Prompt: Report the number of lines that include "International", with no additional text.

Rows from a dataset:
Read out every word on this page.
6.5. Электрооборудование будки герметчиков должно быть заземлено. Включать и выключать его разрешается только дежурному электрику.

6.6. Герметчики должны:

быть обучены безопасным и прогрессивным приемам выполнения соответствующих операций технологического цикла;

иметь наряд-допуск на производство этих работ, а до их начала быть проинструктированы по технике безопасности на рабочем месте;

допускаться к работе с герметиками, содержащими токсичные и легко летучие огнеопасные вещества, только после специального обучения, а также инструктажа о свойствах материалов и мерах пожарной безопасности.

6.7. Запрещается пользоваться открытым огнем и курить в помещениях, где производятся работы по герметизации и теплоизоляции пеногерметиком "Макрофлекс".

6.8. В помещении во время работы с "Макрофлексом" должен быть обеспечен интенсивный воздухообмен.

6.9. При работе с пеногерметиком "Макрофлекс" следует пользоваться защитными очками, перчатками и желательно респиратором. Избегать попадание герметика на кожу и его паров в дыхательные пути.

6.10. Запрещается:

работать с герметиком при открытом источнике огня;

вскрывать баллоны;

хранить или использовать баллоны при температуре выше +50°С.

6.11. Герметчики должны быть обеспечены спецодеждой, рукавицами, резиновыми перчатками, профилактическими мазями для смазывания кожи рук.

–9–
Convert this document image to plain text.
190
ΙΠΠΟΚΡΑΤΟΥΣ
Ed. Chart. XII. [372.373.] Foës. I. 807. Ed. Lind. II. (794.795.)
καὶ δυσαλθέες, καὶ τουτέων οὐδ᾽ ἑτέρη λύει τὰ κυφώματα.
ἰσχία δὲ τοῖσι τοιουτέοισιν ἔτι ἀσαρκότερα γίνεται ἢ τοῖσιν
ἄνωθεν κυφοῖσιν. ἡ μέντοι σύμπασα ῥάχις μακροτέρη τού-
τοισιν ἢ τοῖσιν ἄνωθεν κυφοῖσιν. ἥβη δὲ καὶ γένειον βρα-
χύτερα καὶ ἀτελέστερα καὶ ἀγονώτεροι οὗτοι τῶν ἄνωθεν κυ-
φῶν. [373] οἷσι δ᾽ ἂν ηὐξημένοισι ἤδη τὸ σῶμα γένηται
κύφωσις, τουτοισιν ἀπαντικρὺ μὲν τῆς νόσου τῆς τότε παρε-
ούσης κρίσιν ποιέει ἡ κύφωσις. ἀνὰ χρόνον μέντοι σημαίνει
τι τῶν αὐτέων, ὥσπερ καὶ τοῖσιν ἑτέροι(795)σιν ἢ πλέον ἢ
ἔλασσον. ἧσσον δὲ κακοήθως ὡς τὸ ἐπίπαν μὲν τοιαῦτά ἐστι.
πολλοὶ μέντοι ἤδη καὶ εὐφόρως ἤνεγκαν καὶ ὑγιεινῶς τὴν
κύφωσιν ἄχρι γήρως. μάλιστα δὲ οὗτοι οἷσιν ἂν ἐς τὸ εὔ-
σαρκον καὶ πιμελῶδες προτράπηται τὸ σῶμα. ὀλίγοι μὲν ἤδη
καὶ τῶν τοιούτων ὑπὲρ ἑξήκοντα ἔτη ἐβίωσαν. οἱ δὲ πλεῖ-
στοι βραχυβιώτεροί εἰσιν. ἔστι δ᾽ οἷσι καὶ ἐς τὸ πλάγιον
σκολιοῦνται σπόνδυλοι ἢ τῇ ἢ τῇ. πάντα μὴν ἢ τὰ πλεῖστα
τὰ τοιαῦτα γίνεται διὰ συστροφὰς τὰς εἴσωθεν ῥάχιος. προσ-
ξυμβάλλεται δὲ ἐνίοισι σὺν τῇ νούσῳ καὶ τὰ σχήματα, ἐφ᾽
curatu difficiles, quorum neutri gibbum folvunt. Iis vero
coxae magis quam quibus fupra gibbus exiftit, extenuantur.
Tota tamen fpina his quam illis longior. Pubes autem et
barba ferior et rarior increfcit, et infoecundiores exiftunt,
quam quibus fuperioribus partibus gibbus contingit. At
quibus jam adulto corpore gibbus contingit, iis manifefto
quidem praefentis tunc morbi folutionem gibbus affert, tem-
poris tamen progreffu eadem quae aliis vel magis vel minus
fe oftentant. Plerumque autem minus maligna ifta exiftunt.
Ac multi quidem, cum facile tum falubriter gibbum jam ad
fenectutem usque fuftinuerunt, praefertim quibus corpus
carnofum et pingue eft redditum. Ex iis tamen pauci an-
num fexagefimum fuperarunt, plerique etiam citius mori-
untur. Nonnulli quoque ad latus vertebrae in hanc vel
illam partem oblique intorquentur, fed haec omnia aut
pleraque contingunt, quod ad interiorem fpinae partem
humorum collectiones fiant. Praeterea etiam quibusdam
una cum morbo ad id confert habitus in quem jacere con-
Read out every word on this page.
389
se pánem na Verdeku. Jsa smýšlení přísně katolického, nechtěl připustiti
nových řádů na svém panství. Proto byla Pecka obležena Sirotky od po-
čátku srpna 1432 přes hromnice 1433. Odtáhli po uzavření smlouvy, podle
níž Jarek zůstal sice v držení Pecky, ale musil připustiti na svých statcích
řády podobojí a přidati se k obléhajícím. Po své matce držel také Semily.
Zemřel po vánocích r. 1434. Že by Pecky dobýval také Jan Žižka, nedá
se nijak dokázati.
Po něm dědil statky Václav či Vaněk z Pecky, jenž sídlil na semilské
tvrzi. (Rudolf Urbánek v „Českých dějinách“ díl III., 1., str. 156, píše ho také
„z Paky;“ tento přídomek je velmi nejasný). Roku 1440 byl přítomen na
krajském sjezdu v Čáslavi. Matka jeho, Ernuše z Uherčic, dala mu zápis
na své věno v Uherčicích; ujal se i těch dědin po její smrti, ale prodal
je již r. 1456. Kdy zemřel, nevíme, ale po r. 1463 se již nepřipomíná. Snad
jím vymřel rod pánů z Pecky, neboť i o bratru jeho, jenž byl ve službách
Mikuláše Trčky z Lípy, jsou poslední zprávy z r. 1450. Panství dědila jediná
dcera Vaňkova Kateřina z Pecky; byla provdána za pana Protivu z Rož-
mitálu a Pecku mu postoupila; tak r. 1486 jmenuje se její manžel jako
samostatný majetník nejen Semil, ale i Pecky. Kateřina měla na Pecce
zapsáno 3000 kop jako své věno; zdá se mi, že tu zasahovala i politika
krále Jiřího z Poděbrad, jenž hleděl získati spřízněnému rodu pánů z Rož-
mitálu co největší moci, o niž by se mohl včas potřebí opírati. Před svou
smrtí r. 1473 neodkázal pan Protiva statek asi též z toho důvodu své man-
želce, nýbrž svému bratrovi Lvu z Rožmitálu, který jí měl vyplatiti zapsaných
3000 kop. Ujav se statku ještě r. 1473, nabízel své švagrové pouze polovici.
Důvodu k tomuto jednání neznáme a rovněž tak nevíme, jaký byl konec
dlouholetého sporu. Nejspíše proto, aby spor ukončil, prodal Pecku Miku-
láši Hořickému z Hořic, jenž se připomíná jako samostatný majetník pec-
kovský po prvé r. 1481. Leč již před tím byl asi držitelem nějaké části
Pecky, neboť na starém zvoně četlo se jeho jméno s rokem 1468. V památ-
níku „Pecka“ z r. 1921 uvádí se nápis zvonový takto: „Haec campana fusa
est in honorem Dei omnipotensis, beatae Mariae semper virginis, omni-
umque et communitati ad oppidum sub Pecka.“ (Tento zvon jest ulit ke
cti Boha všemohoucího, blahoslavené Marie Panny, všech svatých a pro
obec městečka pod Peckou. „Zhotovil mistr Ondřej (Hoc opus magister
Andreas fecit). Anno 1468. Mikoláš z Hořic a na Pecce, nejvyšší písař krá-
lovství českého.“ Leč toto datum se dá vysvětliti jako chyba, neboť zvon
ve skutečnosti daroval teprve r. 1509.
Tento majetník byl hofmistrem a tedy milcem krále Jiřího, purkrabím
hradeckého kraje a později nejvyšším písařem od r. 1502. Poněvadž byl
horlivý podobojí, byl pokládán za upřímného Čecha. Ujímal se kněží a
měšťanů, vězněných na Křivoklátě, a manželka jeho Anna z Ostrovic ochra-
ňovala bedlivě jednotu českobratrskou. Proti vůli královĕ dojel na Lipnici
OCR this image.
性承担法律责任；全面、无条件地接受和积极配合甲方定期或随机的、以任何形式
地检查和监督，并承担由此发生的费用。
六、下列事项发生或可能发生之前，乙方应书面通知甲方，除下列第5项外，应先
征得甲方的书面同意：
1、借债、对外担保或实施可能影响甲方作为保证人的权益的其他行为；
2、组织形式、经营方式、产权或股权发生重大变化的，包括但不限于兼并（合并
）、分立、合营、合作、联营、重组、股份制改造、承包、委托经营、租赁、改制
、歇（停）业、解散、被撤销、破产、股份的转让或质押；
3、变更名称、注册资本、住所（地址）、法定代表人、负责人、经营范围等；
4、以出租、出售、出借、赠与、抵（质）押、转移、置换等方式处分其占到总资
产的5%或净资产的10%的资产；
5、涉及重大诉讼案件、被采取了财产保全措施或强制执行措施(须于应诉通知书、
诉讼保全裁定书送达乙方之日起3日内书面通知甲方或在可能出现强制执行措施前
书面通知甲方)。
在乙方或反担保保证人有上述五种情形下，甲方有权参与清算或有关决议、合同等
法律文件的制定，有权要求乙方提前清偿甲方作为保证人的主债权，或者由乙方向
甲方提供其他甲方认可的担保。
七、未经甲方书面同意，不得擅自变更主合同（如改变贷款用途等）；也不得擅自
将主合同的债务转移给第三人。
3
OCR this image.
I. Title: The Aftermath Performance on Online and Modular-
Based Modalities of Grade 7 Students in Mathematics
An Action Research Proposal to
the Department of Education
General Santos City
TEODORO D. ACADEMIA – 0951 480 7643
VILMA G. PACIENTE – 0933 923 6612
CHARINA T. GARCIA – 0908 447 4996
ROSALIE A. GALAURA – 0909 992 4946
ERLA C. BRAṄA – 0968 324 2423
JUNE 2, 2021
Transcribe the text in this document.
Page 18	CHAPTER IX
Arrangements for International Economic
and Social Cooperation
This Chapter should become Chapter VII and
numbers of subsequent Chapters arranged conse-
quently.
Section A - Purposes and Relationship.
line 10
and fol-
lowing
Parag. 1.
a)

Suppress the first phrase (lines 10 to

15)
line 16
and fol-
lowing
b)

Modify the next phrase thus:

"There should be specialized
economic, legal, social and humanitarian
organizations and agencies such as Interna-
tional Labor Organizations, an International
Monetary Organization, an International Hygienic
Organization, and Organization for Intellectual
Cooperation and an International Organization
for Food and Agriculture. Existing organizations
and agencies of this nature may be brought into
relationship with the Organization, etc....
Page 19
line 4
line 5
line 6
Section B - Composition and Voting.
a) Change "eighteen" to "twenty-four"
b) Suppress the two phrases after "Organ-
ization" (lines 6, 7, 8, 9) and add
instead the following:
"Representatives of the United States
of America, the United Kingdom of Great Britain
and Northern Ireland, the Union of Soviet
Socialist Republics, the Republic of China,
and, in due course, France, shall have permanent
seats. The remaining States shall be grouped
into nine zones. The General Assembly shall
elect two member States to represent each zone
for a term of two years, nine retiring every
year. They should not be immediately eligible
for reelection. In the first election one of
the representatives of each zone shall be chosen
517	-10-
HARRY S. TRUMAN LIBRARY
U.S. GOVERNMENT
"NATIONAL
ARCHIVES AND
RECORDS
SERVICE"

Output for this task: 4